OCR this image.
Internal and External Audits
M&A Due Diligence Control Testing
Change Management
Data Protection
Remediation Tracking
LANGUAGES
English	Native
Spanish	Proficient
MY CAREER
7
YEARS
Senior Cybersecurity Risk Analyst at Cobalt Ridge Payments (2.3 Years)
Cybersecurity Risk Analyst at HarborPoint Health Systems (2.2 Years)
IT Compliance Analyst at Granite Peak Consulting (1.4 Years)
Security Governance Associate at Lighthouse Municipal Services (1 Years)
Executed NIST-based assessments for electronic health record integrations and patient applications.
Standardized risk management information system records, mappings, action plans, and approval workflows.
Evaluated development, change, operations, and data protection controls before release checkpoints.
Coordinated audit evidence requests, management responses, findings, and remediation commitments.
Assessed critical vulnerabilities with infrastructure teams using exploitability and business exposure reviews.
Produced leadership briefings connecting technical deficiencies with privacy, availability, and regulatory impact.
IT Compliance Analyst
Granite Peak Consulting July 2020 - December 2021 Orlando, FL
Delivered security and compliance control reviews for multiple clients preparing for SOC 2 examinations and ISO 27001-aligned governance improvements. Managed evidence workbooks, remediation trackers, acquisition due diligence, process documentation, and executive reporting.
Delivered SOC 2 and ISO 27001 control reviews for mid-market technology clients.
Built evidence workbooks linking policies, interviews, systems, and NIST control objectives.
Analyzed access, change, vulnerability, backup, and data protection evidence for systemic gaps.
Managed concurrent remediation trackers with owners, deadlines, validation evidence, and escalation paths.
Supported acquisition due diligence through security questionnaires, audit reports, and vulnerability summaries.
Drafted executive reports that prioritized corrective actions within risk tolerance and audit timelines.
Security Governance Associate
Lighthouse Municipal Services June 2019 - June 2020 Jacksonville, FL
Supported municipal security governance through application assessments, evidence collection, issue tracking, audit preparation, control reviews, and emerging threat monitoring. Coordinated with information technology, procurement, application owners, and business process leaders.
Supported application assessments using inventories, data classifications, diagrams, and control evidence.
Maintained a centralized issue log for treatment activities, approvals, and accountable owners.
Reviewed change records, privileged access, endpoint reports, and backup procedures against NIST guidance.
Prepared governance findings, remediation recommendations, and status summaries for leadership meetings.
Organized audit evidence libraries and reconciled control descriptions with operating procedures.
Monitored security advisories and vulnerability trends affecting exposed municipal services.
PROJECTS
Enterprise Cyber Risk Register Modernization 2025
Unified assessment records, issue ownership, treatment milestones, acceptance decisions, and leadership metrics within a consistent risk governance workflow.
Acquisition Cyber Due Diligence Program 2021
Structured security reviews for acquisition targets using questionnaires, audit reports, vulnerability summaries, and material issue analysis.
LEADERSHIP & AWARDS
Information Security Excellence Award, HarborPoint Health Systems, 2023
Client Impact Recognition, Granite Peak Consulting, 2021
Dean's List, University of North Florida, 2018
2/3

DO THIS –
Reproduce the data in its entirety, matching each character.

ANSWER IN FULL –
OCR this image.
Internal and External Audits
M&A Due Diligence Control Testing
Change Management
Data Protection
Remediation Tracking
LANGUAGES
English	Native
Spanish	Proficient
MY CAREER
7
YEARS
Senior Cybersecurity Risk Analyst at Cobalt Ridge Payments (2.3 Years)
Cybersecurity Risk Analyst at HarborPoint Health Systems (2.2 Years)
IT Compliance Analyst at Granite Peak Consulting (1.4 Years)
Security Governance Associate at Lighthouse Municipal Services (1 Years)
Executed NIST-based assessments for electronic health record integrations and patient applications.
Standardized risk management information system records, mappings, action plans, and approval workflows.
Evaluated development, change, operations, and data protection controls before release checkpoints.
Coordinated audit evidence requests, management responses, findings, and remediation commitments.
Assessed critical vulnerabilities with infrastructure teams using exploitability and business exposure reviews.
Produced leadership briefings connecting technical deficiencies with privacy, availability, and regulatory impact.
IT Compliance Analyst
Granite Peak Consulting July 2020 - December 2021 Orlando, FL
Delivered security and compliance control reviews for multiple clients preparing for SOC 2 examinations and ISO 27001-aligned governance improvements. Managed evidence workbooks, remediation trackers, acquisition due diligence, process documentation, and executive reporting.
Delivered SOC 2 and ISO 27001 control reviews for mid-market technology clients.
Built evidence workbooks linking policies, interviews, systems, and NIST control objectives.
Analyzed access, change, vulnerability, backup, and data protection evidence for systemic gaps.
Managed concurrent remediation trackers with owners, deadlines, validation evidence, and escalation paths.
Supported acquisition due diligence through security questionnaires, audit reports, and vulnerability summaries.
Drafted executive reports that prioritized corrective actions within risk tolerance and audit timelines.
Security Governance Associate
Lighthouse Municipal Services June 2019 - June 2020 Jacksonville, FL
Supported municipal security governance through application assessments, evidence collection, issue tracking, audit preparation, control reviews, and emerging threat monitoring. Coordinated with information technology, procurement, application owners, and business process leaders.
Supported application assessments using inventories, data classifications, diagrams, and control evidence.
Maintained a centralized issue log for treatment activities, approvals, and accountable owners.
Reviewed change records, privileged access, endpoint reports, and backup procedures against NIST guidance.
Prepared governance findings, remediation recommendations, and status summaries for leadership meetings.
Organized audit evidence libraries and reconciled control descriptions with operating procedures.
Monitored security advisories and vulnerability trends affecting exposed municipal services.
PROJECTS
Enterprise Cyber Risk Register Modernization 2025
Unified assessment records, issue ownership, treatment milestones, acceptance decisions, and leadership metrics within a consistent risk governance workflow.
Acquisition Cyber Due Diligence Program 2021
Structured security reviews for acquisition targets using questionnaires, audit reports, vulnerability summaries, and material issue analysis.
LEADERSHIP & AWARDS
Information Security Excellence Award, HarborPoint Health Systems, 2023
Client Impact Recognition, Granite Peak Consulting, 2021
Dean's List, University of North Florida, 2018
2/3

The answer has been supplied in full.